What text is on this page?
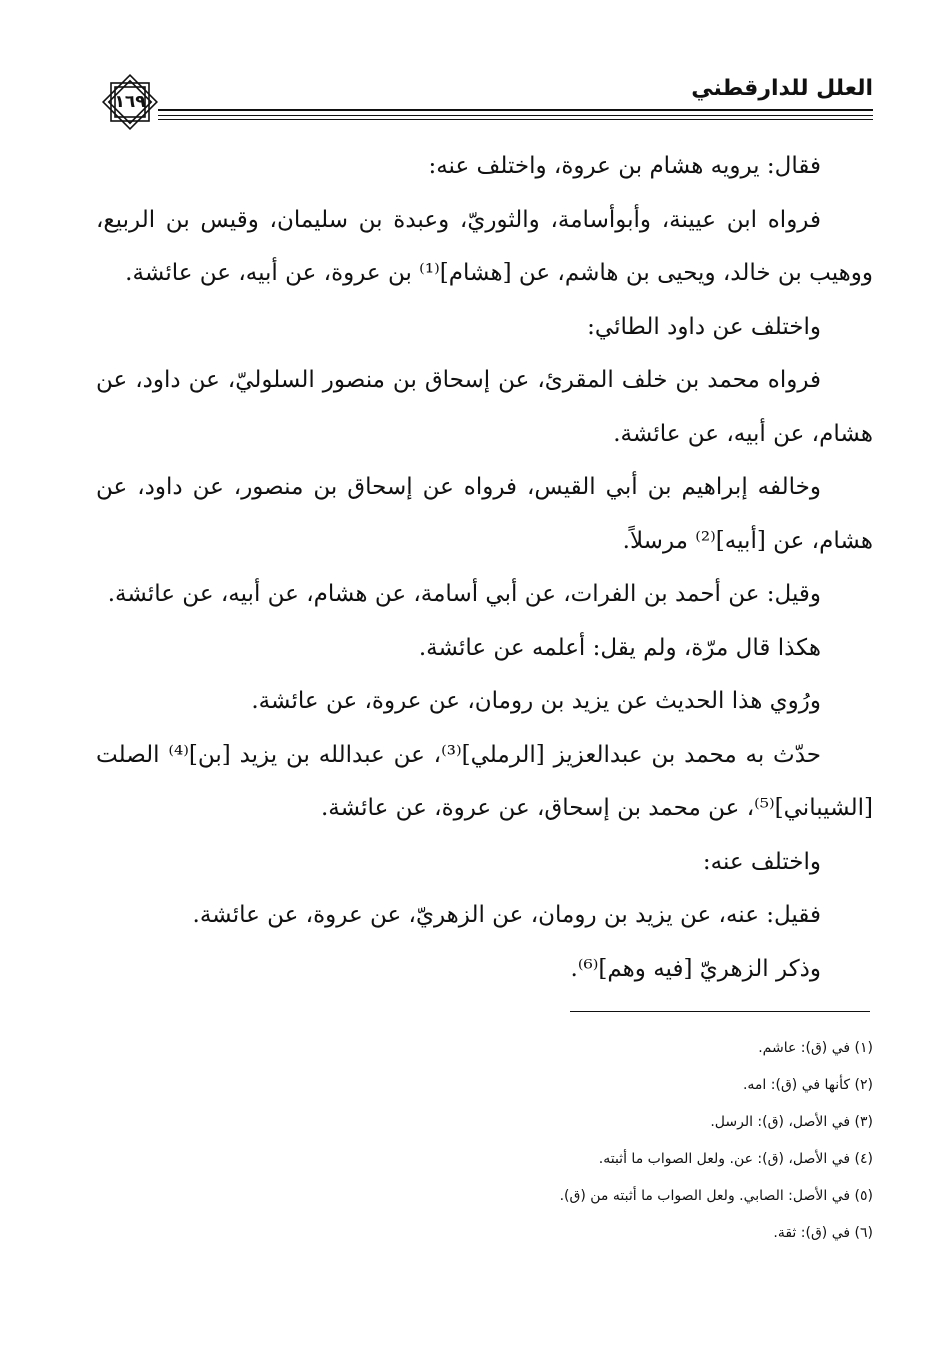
العلل للدارقطني
١٦٩

فقال: يرويه هشام بن عروة، واختلف عنه:

فرواه ابن عيينة، وأبوأسامة، والثوريّ، وعبدة بن سليمان، وقيس بن الربيع، ووهيب بن خالد، ويحيى بن هاشم، عن [هشام]⁽¹⁾ بن عروة، عن أبيه، عن عائشة.

واختلف عن داود الطائي:

فرواه محمد بن خلف المقرئ، عن إسحاق بن منصور السلوليّ، عن داود، عن هشام، عن أبيه، عن عائشة.

وخالفه إبراهيم بن أبي القيس، فرواه عن إسحاق بن منصور، عن داود، عن هشام، عن [أبيه]⁽²⁾ مرسلاً.

وقيل: عن أحمد بن الفرات، عن أبي أسامة، عن هشام، عن أبيه، عن عائشة.

هكذا قال مرّة، ولم يقل: أعلمه عن عائشة.

ورُوي هذا الحديث عن يزيد بن رومان، عن عروة، عن عائشة.

حدّث به محمد بن عبدالعزيز [الرملي]⁽³⁾، عن عبدالله بن يزيد [بن]⁽⁴⁾ الصلت [الشيباني]⁽⁵⁾، عن محمد بن إسحاق، عن عروة، عن عائشة.

واختلف عنه:

فقيل: عنه، عن يزيد بن رومان، عن الزهريّ، عن عروة، عن عائشة.

وذكر الزهريّ [فيه وهم]⁽⁶⁾.

(١) في (ق): عاشم.

(٢) كأنها في (ق): امه.

(٣) في الأصل، (ق): الرسل.

(٤) في الأصل، (ق): عن. ولعل الصواب ما أثبته.

(٥) في الأصل: الصابي. ولعل الصواب ما أثبته من (ق).

(٦) في (ق): ثقة.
= = = = = = =
Write the listing out a second time exactly, dropping all images.

What text is on this page?
العلل للدارقطني
١٦٩

فقال: يرويه هشام بن عروة، واختلف عنه:

فرواه ابن عيينة، وأبوأسامة، والثوريّ، وعبدة بن سليمان، وقيس بن الربيع، ووهيب بن خالد، ويحيى بن هاشم، عن [هشام]⁽¹⁾ بن عروة، عن أبيه، عن عائشة.

واختلف عن داود الطائي:

فرواه محمد بن خلف المقرئ، عن إسحاق بن منصور السلوليّ، عن داود، عن هشام، عن أبيه، عن عائشة.

وخالفه إبراهيم بن أبي القيس، فرواه عن إسحاق بن منصور، عن داود، عن هشام، عن [أبيه]⁽²⁾ مرسلاً.

وقيل: عن أحمد بن الفرات، عن أبي أسامة، عن هشام، عن أبيه، عن عائشة.

هكذا قال مرّة، ولم يقل: أعلمه عن عائشة.

ورُوي هذا الحديث عن يزيد بن رومان، عن عروة، عن عائشة.

حدّث به محمد بن عبدالعزيز [الرملي]⁽³⁾، عن عبدالله بن يزيد [بن]⁽⁴⁾ الصلت [الشيباني]⁽⁵⁾، عن محمد بن إسحاق، عن عروة، عن عائشة.

واختلف عنه:

فقيل: عنه، عن يزيد بن رومان، عن الزهريّ، عن عروة، عن عائشة.

وذكر الزهريّ [فيه وهم]⁽⁶⁾.

(١) في (ق): عاشم.

(٢) كأنها في (ق): امه.

(٣) في الأصل، (ق): الرسل.

(٤) في الأصل، (ق): عن. ولعل الصواب ما أثبته.

(٥) في الأصل: الصابي. ولعل الصواب ما أثبته من (ق).

(٦) في (ق): ثقة.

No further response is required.